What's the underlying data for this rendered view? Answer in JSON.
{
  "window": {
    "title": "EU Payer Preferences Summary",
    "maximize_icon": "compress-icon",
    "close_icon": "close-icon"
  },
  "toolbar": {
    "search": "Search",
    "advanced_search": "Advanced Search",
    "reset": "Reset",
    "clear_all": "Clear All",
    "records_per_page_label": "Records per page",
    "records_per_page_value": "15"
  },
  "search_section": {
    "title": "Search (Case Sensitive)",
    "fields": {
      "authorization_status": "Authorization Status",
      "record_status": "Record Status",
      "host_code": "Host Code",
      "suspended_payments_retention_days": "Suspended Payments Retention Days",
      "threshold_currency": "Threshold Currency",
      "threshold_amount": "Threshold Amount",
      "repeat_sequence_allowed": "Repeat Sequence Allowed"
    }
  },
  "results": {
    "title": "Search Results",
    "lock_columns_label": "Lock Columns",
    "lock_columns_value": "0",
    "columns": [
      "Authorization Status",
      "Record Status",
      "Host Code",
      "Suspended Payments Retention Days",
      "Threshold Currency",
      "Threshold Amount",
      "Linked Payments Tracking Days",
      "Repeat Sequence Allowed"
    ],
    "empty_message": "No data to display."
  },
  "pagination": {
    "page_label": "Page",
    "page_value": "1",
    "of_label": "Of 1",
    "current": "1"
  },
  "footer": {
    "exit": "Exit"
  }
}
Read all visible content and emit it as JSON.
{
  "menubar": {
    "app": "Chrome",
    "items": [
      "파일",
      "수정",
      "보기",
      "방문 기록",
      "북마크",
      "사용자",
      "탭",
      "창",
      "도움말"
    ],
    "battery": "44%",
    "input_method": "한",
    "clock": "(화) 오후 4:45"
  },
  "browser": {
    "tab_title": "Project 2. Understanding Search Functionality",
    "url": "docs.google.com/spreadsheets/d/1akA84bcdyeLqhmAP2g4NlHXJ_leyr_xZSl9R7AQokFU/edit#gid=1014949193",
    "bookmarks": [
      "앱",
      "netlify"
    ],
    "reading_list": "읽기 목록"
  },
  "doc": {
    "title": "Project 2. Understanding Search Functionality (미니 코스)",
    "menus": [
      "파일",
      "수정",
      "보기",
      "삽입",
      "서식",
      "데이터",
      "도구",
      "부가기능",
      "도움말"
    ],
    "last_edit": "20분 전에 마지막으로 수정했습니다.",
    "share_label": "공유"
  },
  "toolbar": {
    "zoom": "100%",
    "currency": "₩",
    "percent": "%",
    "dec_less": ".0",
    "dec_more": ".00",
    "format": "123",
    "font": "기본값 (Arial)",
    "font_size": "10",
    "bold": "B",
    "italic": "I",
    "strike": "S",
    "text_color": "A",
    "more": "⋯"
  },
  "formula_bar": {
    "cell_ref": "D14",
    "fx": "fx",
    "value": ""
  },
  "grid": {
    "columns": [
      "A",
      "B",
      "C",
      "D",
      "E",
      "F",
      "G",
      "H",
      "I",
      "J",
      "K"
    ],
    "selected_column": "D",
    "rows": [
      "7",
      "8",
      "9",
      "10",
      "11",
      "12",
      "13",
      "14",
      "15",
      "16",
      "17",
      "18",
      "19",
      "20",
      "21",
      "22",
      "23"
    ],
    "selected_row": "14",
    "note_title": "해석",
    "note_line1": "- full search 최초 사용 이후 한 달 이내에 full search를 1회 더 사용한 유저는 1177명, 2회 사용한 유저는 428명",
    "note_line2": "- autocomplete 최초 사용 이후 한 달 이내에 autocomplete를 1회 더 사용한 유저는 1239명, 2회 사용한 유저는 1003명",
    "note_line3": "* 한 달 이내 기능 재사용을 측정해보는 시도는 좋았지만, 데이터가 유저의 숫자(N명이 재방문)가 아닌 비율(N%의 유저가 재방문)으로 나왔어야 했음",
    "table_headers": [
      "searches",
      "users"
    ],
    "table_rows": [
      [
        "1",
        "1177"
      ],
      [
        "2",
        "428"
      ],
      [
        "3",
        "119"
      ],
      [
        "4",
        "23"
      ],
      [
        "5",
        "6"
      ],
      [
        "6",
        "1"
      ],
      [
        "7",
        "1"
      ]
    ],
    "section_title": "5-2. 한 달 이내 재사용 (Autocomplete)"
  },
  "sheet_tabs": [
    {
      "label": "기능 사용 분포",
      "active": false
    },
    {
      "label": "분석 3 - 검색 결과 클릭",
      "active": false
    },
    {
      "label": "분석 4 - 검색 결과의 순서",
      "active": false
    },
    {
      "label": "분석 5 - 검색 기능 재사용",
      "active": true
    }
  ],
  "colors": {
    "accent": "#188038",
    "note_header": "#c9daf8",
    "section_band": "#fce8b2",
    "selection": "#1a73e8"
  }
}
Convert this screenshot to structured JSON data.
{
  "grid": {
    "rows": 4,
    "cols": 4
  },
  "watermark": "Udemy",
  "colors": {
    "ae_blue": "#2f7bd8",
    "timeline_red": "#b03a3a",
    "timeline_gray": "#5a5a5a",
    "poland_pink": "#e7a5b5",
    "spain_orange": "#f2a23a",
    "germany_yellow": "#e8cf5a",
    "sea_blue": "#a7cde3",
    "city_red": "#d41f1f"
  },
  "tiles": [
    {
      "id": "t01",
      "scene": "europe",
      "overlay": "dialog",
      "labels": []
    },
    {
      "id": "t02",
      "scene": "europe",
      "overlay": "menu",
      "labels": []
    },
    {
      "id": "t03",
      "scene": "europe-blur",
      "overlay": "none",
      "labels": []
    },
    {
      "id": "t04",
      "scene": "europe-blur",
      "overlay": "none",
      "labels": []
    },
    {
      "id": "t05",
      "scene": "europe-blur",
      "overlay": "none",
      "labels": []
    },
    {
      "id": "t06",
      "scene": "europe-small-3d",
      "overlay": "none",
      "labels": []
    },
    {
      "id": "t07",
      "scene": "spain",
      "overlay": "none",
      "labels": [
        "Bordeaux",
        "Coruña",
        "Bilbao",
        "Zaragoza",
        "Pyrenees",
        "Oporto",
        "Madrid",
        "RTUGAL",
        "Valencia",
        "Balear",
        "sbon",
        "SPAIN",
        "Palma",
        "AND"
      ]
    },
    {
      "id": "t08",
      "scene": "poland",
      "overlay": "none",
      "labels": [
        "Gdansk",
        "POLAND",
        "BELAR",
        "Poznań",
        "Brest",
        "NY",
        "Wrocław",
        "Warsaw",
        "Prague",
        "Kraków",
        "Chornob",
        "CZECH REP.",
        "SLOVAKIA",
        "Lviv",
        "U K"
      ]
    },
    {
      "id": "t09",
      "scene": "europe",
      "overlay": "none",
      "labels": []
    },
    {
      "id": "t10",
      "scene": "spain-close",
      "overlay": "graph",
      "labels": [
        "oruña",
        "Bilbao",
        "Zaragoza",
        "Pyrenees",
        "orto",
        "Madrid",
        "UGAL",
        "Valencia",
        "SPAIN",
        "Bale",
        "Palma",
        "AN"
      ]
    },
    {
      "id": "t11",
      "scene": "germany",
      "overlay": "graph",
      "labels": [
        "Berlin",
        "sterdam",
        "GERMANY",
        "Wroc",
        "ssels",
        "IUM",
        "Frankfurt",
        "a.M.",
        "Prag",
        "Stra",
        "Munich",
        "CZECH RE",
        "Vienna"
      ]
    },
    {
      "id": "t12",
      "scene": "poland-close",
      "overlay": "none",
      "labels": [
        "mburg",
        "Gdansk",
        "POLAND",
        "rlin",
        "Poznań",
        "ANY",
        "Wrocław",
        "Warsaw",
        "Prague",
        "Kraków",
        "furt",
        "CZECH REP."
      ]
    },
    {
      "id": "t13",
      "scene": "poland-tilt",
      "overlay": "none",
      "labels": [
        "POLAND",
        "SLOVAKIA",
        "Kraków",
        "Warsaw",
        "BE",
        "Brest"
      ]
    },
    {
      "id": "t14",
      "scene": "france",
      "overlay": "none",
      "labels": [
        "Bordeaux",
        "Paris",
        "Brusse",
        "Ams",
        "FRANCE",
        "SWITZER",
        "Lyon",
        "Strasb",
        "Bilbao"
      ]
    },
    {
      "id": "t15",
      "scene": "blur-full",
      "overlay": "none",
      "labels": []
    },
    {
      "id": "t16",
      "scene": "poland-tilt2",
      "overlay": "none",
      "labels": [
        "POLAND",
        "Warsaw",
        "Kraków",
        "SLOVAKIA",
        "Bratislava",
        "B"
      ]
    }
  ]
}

— Problem requirements —
Gather from the records above every line containing the string "data".

— Solution to this task —
What's the underlying data for this rendered view? Answer in JSON.
    "empty_message": "No data to display."
Convert this screenshot to structured JSON data.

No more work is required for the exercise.